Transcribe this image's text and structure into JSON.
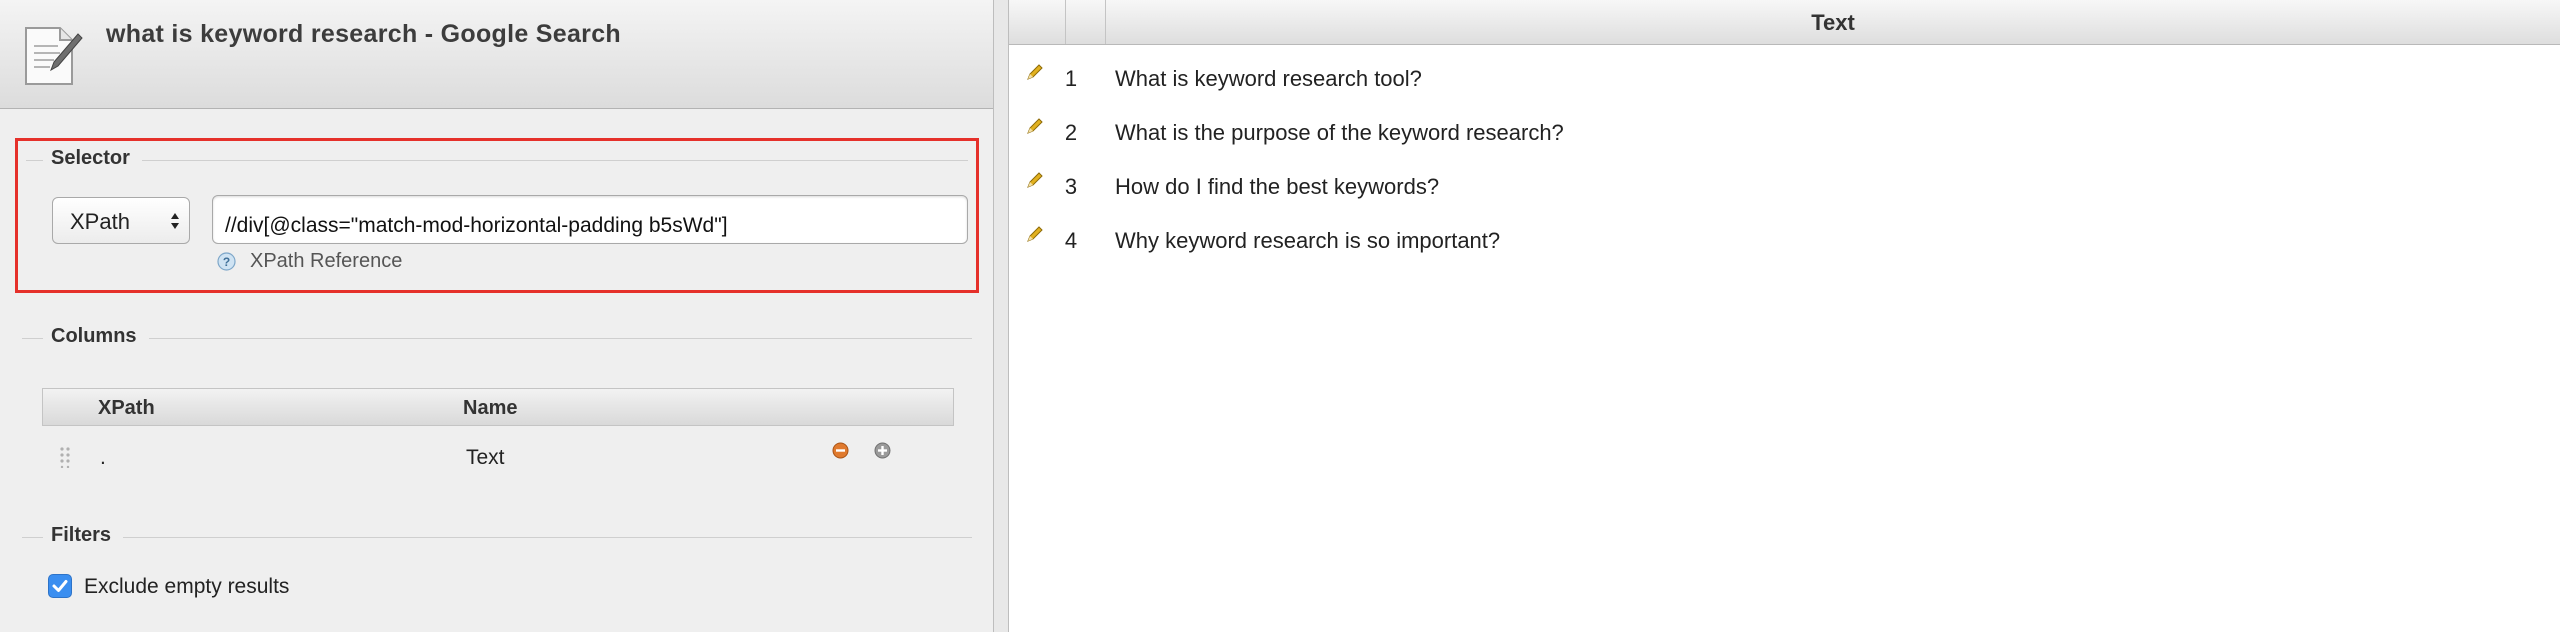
{
  "window": {
    "title": "what is keyword research - Google Search"
  },
  "selector": {
    "legend": "Selector",
    "type_value": "XPath",
    "expression": "//div[@class=\"match-mod-horizontal-padding b5sWd\"]",
    "reference_link": "XPath Reference"
  },
  "columns": {
    "legend": "Columns",
    "headers": [
      "XPath",
      "Name"
    ],
    "rows": [
      {
        "xpath": ".",
        "name": "Text"
      }
    ]
  },
  "filters": {
    "legend": "Filters",
    "exclude_empty_label": "Exclude empty results",
    "exclude_empty_checked": true
  },
  "results": {
    "column_header": "Text",
    "rows": [
      {
        "num": "1",
        "text": "What is keyword research tool?"
      },
      {
        "num": "2",
        "text": "What is the purpose of the keyword research?"
      },
      {
        "num": "3",
        "text": "How do I find the best keywords?"
      },
      {
        "num": "4",
        "text": "Why keyword research is so important?"
      }
    ]
  },
  "colors": {
    "highlight_border": "#e5302a",
    "checkbox": "#3a8ef0"
  },
  "icons": [
    "document-edit-icon",
    "select-arrows-icon",
    "help-icon",
    "drag-handle-icon",
    "remove-icon",
    "add-icon",
    "checkmark-icon",
    "pencil-icon"
  ]
}
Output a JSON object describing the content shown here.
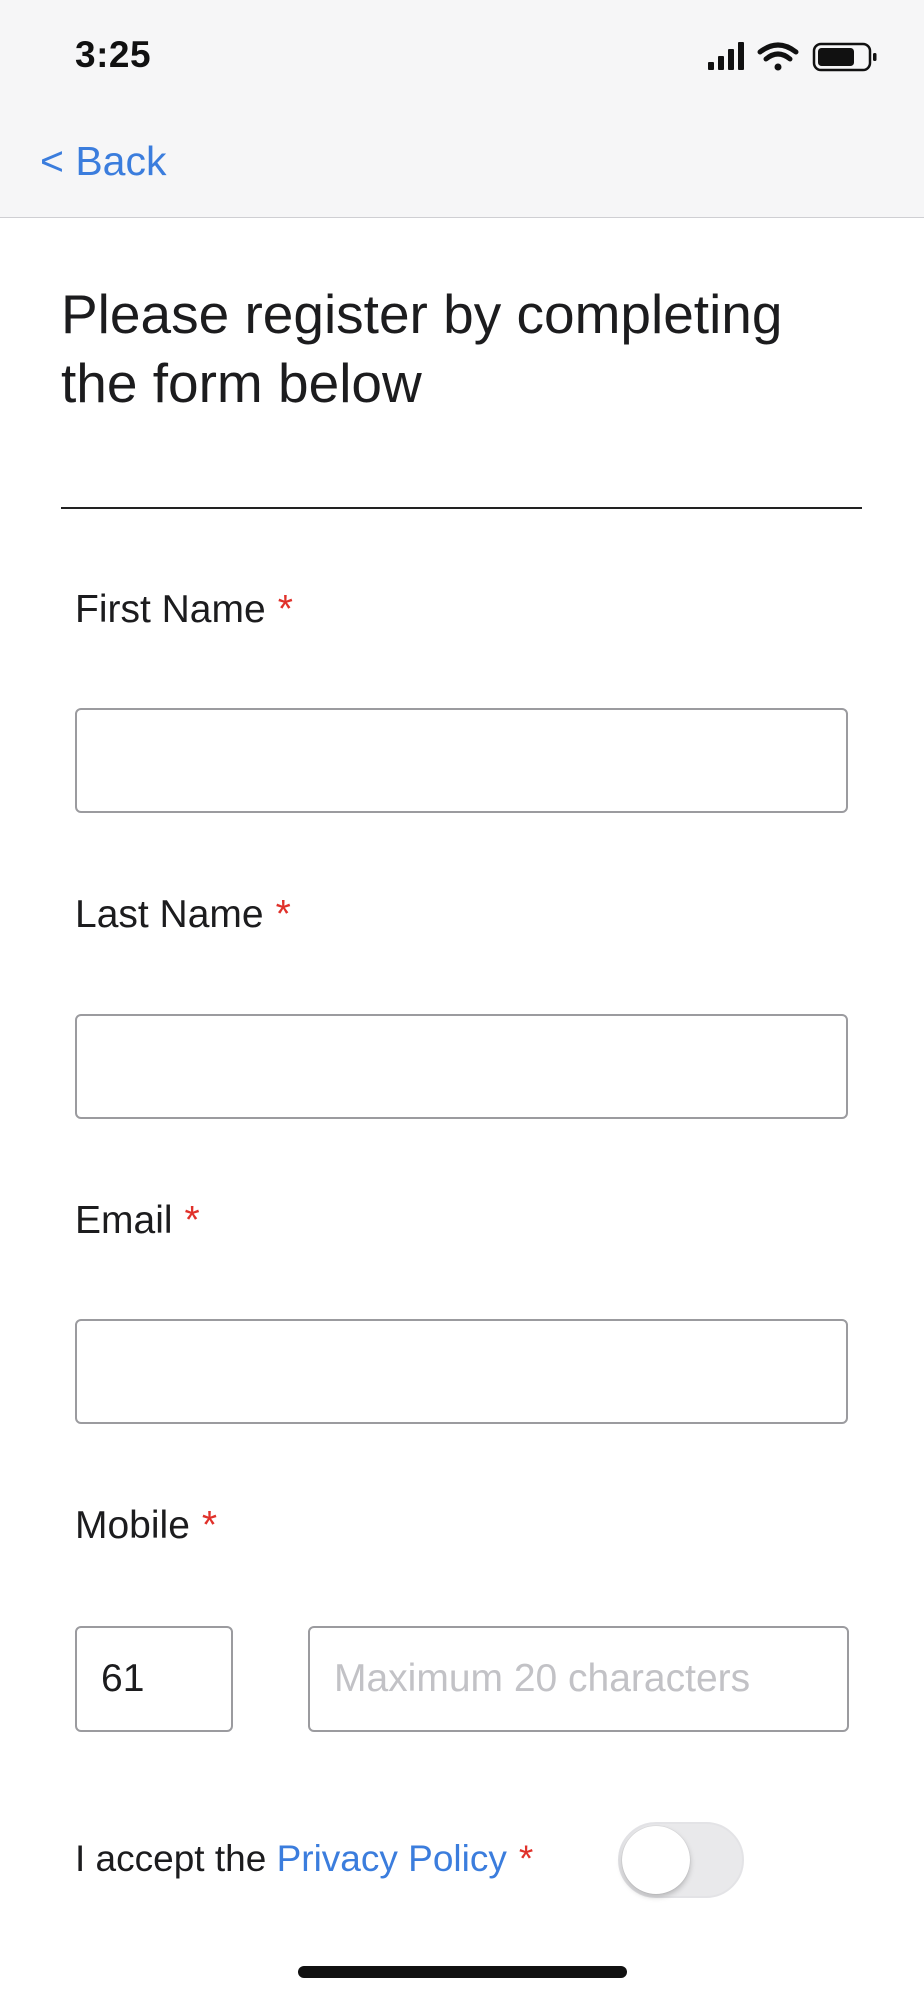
{
  "status_bar": {
    "time": "3:25",
    "icons": [
      "signal-icon",
      "wifi-icon",
      "battery-icon"
    ]
  },
  "nav": {
    "back_label": "< Back"
  },
  "page": {
    "title": "Please register by completing the form below"
  },
  "form": {
    "required_marker": "*",
    "first_name": {
      "label": "First Name",
      "value": ""
    },
    "last_name": {
      "label": "Last Name",
      "value": ""
    },
    "email": {
      "label": "Email",
      "value": ""
    },
    "mobile": {
      "label": "Mobile",
      "country_code": "61",
      "value": "",
      "placeholder": "Maximum 20 characters"
    },
    "privacy": {
      "prefix": "I accept the",
      "link_label": "Privacy Policy",
      "accepted": false
    }
  },
  "colors": {
    "accent": "#3b7ddd",
    "required": "#e0312a",
    "input_border": "#9b9b9f"
  }
}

▶ [Work required]
Scan the material line by line and report each one that contains "form".

▶ [Answer for the task]
    "title": "Please register by completing the form below"
  "form": {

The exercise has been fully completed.